▶ **REQUIRED TASK**: Extract, from the records beneath this instruction, each line that contains the word "text".

▶ **GIVEN DATA**:
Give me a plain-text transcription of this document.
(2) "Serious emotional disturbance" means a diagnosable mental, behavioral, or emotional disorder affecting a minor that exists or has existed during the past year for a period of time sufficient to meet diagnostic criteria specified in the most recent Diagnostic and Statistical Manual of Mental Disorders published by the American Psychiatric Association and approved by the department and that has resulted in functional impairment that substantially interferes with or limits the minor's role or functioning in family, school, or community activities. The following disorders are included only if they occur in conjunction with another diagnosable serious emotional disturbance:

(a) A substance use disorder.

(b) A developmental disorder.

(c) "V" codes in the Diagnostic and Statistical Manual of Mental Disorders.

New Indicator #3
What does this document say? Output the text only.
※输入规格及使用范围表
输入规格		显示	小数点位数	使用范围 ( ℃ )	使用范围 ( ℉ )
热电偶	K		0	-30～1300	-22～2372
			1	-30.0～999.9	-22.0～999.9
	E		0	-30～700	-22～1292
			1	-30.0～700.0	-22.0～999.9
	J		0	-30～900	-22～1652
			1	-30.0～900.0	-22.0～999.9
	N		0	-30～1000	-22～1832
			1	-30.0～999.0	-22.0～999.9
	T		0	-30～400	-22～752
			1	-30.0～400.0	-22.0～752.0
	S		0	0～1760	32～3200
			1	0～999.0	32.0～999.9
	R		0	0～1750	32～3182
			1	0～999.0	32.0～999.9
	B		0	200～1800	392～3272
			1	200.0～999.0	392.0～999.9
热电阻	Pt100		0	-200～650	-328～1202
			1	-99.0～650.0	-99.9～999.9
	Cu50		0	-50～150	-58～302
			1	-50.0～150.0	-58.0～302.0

▶ **WRITTEN SOLUTION**:
Give me a plain-text transcription of this document.
What does this document say? Output the text only.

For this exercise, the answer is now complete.